== Problem 1 ==
Duplicate the passage of the writing-goals text from "Since I committed" up to and including "in either direction.)".

+++ Text excerpt +++

Since I committed myself to writing at the end of last July, I’ve completely blown away my goals almost every month. Even when I essentially took three whole weeks off from writing anything in the middle of fall, I missed the 51.5k October goal by less than 600 words and while I barely wrote for half of November, I still pulled in 26,000 words.

Taking a look at things, I now have 9 full months of data. If I go back month by month, simplifying a bit so I’m just looking at the basic drafting fiction and nonfiction goals, it looks like this:

(There are a couple of cell references here and there that don’t seem quite right, but I haven’t dug into all of them. Totals might be slightly different than previously reported, in either direction.)

Editing, plotting, and such have targets that aren’t word count dependent, though I do track how word counts are affected. In December, I actually dropped the drafting targets a lot to try to focus more on editing, and while I managed the editing focus on days off, I continued to produce a lot on the drafting side anyway. Mostly, I hit the basic targets, and sometimes a lot more, and while some things took longer than I actually wanted to, they didn’t take more than the actual background goals I’ve set on the writing calendar. (For the Undead stories, for example, editing looked like it was spread across large timeframe, but there are 40 of them that I wanted at it for eventual inclusion in a collection I don’t intend to release until late this year.) I’ve done plotting on stuff I can’t write until next year, even assuming I maintain the quite impressive, in my mind, pace I’ve been working at in 2019 so far.

The targets I go after are set daily based on what data I have and what I expect to be working. Days off are modified by anticipated events but tend to focus more on things that have already had their first draft, whether it’s editing, polishing, or prepping for publication. But, five days a week, I am looking for 2000 drafted words each day: 1000 on the primary project which is usually a novel, 500 on the secondary fiction project, which has often been a different novel in recent months but is really supposed to be short fiction most of the time, and 500 words of nonfiction, normally a journal entry or a blog post. 2000 words per day, 10,000 words per week. My two days off each week from the job that pays the bills, I try to spend several hours on creative pursuits each day, but the nature of those, mostly editing, suggests a much, much lower word count.

+++ Exercise data +++

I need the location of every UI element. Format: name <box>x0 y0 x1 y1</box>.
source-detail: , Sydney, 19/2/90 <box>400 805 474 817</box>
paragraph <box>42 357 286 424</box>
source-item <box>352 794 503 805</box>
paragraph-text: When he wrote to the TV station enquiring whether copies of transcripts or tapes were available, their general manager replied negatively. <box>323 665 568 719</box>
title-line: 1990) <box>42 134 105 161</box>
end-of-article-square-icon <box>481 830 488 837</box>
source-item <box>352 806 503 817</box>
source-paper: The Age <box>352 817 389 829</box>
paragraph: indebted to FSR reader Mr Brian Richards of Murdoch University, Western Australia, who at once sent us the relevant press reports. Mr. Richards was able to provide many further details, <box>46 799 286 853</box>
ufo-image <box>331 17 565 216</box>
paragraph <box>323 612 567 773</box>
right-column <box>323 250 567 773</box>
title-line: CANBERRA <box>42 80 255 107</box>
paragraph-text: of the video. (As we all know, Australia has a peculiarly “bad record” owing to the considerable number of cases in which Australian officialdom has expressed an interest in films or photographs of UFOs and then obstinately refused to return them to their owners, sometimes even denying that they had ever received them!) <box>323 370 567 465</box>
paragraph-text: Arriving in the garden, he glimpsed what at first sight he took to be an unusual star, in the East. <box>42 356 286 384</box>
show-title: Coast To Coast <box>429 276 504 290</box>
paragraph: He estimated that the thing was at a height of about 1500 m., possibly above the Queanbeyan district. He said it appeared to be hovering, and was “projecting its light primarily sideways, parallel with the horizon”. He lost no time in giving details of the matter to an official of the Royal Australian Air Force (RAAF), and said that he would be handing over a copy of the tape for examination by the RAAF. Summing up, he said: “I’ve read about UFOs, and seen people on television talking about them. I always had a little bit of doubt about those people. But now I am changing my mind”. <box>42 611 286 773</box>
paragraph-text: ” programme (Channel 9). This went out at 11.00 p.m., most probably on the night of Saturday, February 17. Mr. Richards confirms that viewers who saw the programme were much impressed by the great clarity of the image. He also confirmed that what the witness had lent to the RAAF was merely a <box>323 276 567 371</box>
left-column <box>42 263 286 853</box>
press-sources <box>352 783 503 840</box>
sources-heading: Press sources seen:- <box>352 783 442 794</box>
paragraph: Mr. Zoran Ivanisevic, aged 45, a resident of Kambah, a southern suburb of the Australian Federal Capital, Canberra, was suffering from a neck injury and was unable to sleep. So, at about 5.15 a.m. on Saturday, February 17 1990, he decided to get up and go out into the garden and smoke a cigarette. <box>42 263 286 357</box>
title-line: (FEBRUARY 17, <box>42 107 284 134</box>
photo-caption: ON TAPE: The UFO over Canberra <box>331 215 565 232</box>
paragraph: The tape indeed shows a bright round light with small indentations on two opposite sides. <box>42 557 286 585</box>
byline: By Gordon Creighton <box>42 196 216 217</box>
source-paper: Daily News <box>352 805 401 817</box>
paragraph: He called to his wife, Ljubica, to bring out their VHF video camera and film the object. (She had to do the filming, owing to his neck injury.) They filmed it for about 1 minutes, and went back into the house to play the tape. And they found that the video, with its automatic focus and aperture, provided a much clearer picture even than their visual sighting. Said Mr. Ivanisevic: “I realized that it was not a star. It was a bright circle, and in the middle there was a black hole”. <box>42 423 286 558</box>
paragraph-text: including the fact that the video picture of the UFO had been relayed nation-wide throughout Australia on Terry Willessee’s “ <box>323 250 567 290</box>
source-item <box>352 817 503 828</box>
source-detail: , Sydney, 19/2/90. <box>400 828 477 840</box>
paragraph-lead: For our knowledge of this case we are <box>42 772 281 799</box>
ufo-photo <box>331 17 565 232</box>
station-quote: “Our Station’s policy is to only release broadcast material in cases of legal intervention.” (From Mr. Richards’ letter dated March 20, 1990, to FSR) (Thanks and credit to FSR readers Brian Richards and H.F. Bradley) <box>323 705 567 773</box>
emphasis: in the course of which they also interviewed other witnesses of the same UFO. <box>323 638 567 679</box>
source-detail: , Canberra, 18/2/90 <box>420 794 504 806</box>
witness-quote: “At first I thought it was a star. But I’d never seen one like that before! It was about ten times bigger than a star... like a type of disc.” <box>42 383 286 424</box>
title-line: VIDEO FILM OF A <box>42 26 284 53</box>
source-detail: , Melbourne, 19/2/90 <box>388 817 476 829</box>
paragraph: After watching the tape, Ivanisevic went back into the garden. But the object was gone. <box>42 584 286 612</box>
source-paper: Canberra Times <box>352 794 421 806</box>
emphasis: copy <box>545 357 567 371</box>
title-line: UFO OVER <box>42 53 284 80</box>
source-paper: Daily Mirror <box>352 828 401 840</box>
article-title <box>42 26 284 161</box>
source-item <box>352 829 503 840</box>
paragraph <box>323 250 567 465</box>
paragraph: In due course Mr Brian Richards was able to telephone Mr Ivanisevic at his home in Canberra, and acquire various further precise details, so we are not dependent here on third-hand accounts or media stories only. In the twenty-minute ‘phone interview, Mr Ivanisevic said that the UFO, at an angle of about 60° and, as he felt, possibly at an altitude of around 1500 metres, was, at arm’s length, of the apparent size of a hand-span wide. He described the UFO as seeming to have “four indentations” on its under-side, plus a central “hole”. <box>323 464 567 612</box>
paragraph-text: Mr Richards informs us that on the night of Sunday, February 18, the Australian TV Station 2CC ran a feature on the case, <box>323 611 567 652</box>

+++

== Problem 2 ==
Find every line of the records that contains the string "article", and copy each such line. Case counts.

== Final answer 1 ==
Since I committed myself to writing at the end of last July, I’ve completely blown away my goals almost every month. Even when I essentially took three whole weeks off from writing anything in the middle of fall, I missed the 51.5k October goal by less than 600 words and while I barely wrote for half of November, I still pulled in 26,000 words.

Taking a look at things, I now have 9 full months of data. If I go back month by month, simplifying a bit so I’m just looking at the basic drafting fiction and nonfiction goals, it looks like this:

(There are a couple of cell references here and there that don’t seem quite right, but I haven’t dug into all of them. Totals might be slightly different than previously reported, in either direction.)

== Final answer 2 ==
end-of-article-square-icon <box>481 830 488 837</box>
article-title <box>42 26 284 161</box>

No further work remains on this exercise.